>> Begin The input
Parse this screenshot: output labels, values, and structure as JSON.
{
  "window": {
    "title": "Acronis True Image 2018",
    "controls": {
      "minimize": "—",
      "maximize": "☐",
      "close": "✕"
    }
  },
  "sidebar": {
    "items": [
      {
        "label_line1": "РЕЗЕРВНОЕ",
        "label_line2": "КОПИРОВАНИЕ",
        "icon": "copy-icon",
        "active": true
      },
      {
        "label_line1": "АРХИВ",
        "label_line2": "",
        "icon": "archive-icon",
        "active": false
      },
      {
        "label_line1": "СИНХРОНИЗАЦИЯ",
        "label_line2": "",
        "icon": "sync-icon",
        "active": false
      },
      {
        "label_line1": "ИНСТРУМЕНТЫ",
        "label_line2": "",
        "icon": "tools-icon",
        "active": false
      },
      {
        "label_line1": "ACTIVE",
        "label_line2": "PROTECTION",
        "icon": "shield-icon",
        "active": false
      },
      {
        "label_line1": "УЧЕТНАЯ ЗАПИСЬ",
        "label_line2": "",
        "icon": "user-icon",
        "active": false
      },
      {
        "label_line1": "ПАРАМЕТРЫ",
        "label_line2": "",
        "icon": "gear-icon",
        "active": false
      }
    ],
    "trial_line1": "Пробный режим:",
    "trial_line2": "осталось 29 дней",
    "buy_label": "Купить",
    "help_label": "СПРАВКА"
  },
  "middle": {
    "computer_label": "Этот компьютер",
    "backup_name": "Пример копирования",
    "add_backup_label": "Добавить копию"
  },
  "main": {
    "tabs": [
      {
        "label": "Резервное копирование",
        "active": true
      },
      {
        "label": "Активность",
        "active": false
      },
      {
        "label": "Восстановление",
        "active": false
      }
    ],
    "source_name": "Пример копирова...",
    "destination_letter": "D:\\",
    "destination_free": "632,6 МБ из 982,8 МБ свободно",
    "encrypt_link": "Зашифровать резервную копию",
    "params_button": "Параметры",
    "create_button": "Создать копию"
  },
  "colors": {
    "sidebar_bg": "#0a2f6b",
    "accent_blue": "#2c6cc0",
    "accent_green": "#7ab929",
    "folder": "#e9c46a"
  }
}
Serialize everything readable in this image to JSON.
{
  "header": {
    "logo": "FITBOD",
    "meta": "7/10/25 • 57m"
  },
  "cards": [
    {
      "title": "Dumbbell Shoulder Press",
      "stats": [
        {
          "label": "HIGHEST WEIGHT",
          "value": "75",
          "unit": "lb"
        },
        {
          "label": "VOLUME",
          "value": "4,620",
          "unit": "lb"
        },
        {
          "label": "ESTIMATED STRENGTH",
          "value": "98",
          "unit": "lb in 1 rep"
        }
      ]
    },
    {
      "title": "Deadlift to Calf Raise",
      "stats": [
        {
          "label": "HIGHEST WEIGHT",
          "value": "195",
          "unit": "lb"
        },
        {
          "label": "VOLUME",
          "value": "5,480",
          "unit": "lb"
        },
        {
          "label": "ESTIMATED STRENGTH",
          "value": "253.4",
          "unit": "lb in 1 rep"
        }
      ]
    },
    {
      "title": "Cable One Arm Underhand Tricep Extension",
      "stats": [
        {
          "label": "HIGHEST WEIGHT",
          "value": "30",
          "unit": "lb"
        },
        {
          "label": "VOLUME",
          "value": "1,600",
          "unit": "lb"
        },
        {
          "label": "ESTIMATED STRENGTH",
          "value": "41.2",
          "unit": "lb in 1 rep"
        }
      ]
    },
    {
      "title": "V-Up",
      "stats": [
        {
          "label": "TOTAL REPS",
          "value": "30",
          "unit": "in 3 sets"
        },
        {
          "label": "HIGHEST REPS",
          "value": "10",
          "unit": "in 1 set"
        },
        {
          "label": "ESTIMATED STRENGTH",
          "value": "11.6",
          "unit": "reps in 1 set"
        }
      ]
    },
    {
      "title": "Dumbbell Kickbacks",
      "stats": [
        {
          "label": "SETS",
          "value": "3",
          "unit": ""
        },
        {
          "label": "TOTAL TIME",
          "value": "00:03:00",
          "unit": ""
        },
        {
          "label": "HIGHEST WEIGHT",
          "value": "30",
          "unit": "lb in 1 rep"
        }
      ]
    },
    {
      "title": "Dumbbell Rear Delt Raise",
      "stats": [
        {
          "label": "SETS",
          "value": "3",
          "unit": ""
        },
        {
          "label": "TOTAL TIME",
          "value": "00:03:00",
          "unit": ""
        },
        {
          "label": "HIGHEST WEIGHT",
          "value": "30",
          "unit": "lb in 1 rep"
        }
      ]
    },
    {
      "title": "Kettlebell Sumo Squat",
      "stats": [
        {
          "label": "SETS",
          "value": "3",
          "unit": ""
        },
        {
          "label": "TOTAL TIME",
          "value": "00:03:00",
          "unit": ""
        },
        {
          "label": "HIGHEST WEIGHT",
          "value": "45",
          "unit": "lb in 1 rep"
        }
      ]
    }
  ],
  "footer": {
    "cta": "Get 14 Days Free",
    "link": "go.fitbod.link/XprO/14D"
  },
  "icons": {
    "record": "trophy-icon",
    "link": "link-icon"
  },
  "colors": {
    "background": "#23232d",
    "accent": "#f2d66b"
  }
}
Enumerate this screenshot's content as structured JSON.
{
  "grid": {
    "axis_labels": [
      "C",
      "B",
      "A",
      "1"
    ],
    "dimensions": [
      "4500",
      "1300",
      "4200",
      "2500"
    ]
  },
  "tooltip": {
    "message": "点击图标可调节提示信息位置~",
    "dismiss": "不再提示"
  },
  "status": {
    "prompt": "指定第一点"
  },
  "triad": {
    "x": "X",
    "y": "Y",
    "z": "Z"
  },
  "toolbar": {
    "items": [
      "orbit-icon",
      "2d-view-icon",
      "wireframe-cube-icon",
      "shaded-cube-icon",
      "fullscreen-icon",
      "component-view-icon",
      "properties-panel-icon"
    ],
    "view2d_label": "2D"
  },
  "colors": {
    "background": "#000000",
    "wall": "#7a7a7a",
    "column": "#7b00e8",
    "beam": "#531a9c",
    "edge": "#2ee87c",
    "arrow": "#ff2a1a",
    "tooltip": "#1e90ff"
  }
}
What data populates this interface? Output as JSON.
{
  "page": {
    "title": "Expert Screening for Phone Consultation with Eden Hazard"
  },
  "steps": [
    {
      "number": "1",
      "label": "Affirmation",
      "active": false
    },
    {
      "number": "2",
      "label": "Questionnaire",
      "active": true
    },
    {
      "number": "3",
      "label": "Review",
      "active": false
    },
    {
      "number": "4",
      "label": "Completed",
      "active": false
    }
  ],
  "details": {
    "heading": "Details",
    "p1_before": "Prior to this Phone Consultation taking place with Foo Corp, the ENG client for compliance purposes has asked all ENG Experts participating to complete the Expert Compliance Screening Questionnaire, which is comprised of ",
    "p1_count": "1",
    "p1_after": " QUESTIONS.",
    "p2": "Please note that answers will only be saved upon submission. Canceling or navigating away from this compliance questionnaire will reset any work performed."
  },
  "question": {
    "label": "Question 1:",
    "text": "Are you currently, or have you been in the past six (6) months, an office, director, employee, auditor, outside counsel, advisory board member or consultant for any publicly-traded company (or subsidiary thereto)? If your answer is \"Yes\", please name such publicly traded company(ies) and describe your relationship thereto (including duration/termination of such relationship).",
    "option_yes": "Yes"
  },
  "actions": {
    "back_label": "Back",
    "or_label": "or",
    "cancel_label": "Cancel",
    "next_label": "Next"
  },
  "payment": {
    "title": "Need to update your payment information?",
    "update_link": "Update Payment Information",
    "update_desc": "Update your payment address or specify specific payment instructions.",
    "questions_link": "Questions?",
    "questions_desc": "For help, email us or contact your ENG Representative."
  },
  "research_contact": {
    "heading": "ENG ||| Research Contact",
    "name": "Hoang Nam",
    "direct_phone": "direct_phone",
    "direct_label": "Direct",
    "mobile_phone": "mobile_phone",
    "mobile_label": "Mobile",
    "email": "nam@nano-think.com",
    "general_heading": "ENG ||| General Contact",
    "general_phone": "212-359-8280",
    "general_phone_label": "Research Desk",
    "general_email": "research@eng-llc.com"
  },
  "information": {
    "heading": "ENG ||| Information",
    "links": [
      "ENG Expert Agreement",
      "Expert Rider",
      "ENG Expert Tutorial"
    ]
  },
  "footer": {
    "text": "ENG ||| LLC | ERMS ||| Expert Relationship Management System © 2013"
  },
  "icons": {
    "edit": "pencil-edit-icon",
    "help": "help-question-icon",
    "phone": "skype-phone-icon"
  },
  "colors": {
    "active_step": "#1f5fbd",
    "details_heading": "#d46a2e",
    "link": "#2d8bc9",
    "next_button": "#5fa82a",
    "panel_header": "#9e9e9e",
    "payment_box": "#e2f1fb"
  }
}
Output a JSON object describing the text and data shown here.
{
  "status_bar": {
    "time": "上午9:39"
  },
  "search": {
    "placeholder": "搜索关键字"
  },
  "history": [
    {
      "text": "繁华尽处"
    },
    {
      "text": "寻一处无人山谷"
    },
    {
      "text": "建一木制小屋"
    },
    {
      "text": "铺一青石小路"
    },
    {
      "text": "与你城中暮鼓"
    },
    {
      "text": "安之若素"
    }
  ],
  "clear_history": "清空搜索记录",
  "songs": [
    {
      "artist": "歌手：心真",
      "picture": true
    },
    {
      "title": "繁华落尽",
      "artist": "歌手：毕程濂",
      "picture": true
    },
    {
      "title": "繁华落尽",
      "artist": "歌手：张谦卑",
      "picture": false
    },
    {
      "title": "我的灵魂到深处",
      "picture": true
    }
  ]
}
>> End The input
- Your instructions
Exact repetition is required for the lines from the one that contains "Output a JSON" through the final line; leave out everything else.

- Full response
Output a JSON object describing the text and data shown here.
{
  "status_bar": {
    "time": "上午9:39"
  },
  "search": {
    "placeholder": "搜索关键字"
  },
  "history": [
    {
      "text": "繁华尽处"
    },
    {
      "text": "寻一处无人山谷"
    },
    {
      "text": "建一木制小屋"
    },
    {
      "text": "铺一青石小路"
    },
    {
      "text": "与你城中暮鼓"
    },
    {
      "text": "安之若素"
    }
  ],
  "clear_history": "清空搜索记录",
  "songs": [
    {
      "artist": "歌手：心真",
      "picture": true
    },
    {
      "title": "繁华落尽",
      "artist": "歌手：毕程濂",
      "picture": true
    },
    {
      "title": "繁华落尽",
      "artist": "歌手：张谦卑",
      "picture": false
    },
    {
      "title": "我的灵魂到深处",
      "picture": true
    }
  ]
}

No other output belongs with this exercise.